Print out each record below, unaltered and complete, without its images.

Dataset items:
++++

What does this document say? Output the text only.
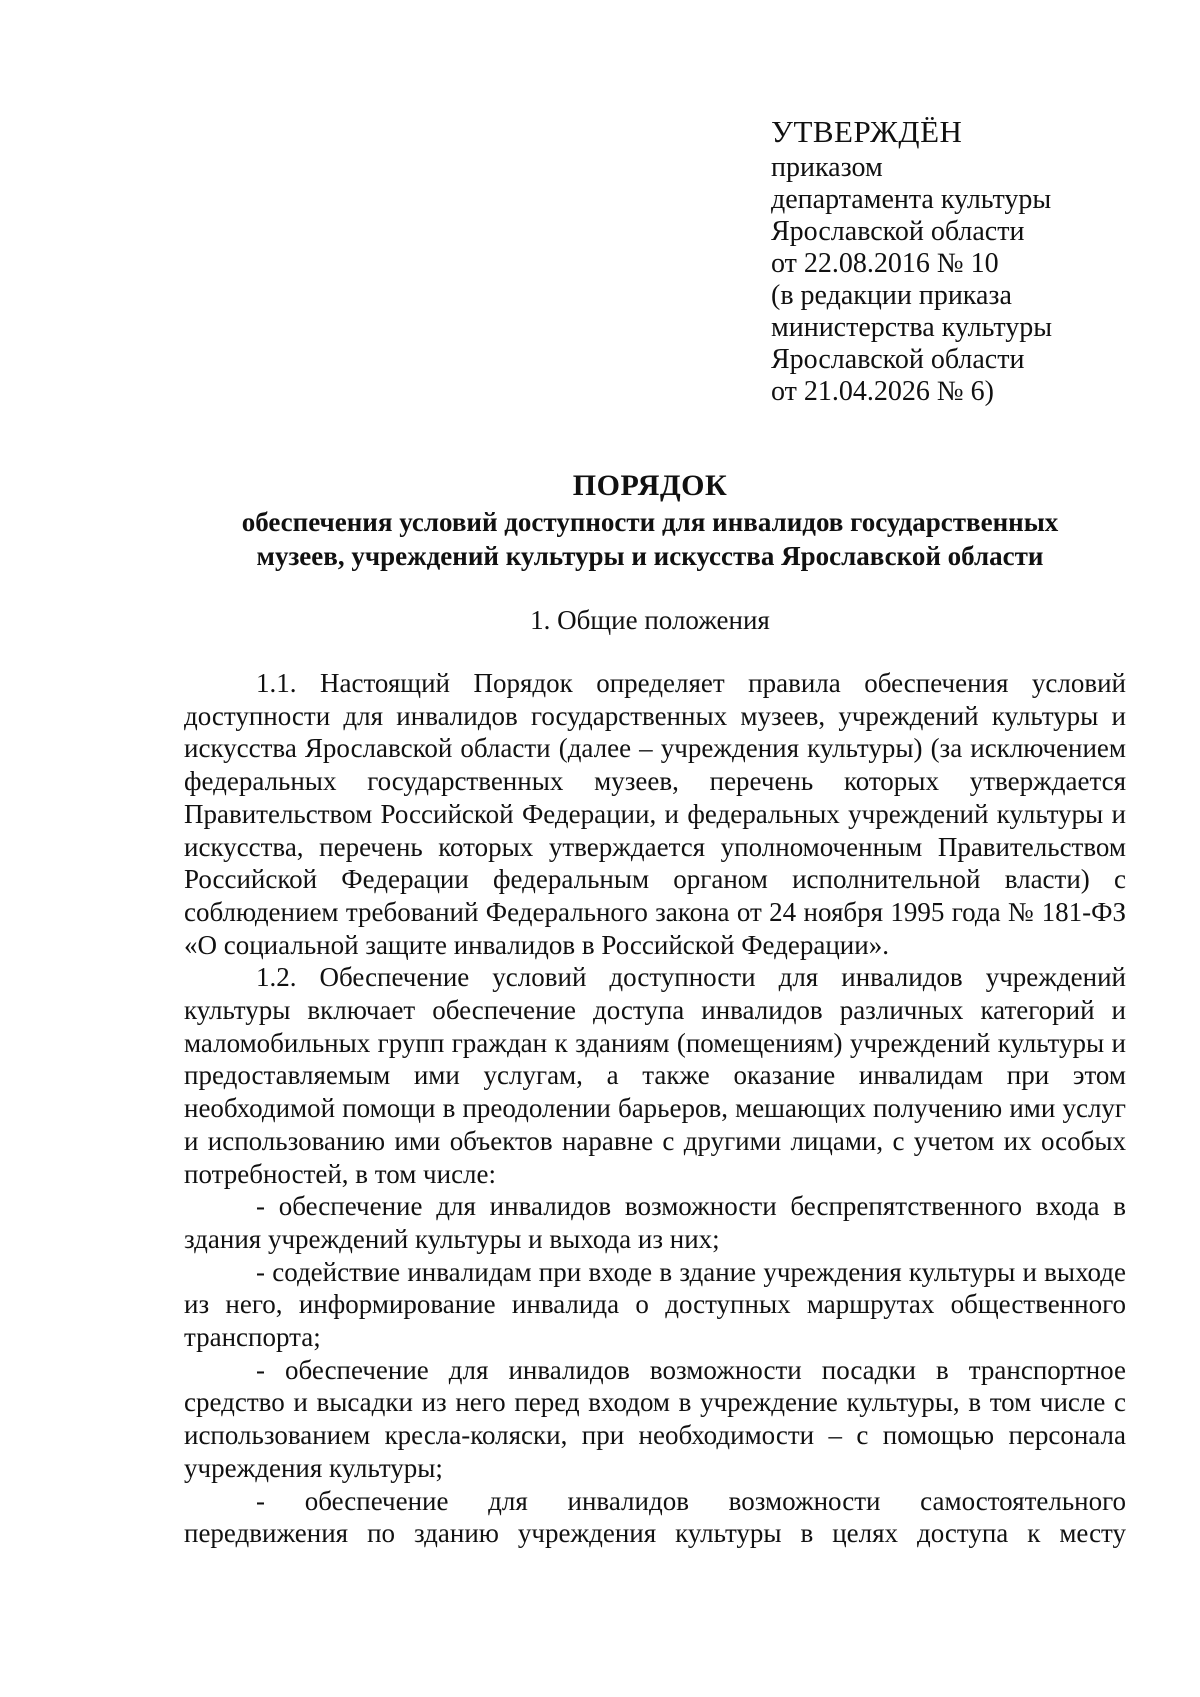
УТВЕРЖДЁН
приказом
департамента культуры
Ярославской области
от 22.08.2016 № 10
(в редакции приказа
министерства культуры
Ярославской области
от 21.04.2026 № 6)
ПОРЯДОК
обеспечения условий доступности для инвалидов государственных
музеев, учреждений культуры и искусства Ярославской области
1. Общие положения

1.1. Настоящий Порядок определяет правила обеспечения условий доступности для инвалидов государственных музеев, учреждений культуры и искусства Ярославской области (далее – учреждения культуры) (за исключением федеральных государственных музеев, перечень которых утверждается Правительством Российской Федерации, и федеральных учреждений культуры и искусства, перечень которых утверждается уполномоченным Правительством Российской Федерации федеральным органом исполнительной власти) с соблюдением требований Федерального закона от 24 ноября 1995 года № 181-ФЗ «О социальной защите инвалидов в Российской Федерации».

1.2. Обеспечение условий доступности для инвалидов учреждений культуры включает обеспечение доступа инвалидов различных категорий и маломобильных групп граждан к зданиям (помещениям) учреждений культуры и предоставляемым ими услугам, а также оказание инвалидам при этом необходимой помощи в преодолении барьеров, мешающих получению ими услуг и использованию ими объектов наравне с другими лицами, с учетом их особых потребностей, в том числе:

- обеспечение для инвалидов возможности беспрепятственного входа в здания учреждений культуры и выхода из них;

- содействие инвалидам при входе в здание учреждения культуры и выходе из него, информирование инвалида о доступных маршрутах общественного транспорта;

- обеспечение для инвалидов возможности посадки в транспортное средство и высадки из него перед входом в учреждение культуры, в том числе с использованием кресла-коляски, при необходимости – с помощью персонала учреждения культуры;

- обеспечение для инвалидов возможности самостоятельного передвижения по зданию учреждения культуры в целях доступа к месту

++++

WRITTEN ANSWER:
What does this document say? Output the text only.
УТВЕРЖДЁН
приказом
департамента культуры
Ярославской области
от 22.08.2016 № 10
(в редакции приказа
министерства культуры
Ярославской области
от 21.04.2026 № 6)
ПОРЯДОК
обеспечения условий доступности для инвалидов государственных
музеев, учреждений культуры и искусства Ярославской области
1. Общие положения

1.1. Настоящий Порядок определяет правила обеспечения условий доступности для инвалидов государственных музеев, учреждений культуры и искусства Ярославской области (далее – учреждения культуры) (за исключением федеральных государственных музеев, перечень которых утверждается Правительством Российской Федерации, и федеральных учреждений культуры и искусства, перечень которых утверждается уполномоченным Правительством Российской Федерации федеральным органом исполнительной власти) с соблюдением требований Федерального закона от 24 ноября 1995 года № 181-ФЗ «О социальной защите инвалидов в Российской Федерации».

1.2. Обеспечение условий доступности для инвалидов учреждений культуры включает обеспечение доступа инвалидов различных категорий и маломобильных групп граждан к зданиям (помещениям) учреждений культуры и предоставляемым ими услугам, а также оказание инвалидам при этом необходимой помощи в преодолении барьеров, мешающих получению ими услуг и использованию ими объектов наравне с другими лицами, с учетом их особых потребностей, в том числе:

- обеспечение для инвалидов возможности беспрепятственного входа в здания учреждений культуры и выхода из них;

- содействие инвалидам при входе в здание учреждения культуры и выходе из него, информирование инвалида о доступных маршрутах общественного транспорта;

- обеспечение для инвалидов возможности посадки в транспортное средство и высадки из него перед входом в учреждение культуры, в том числе с использованием кресла-коляски, при необходимости – с помощью персонала учреждения культуры;

- обеспечение для инвалидов возможности самостоятельного передвижения по зданию учреждения культуры в целях доступа к месту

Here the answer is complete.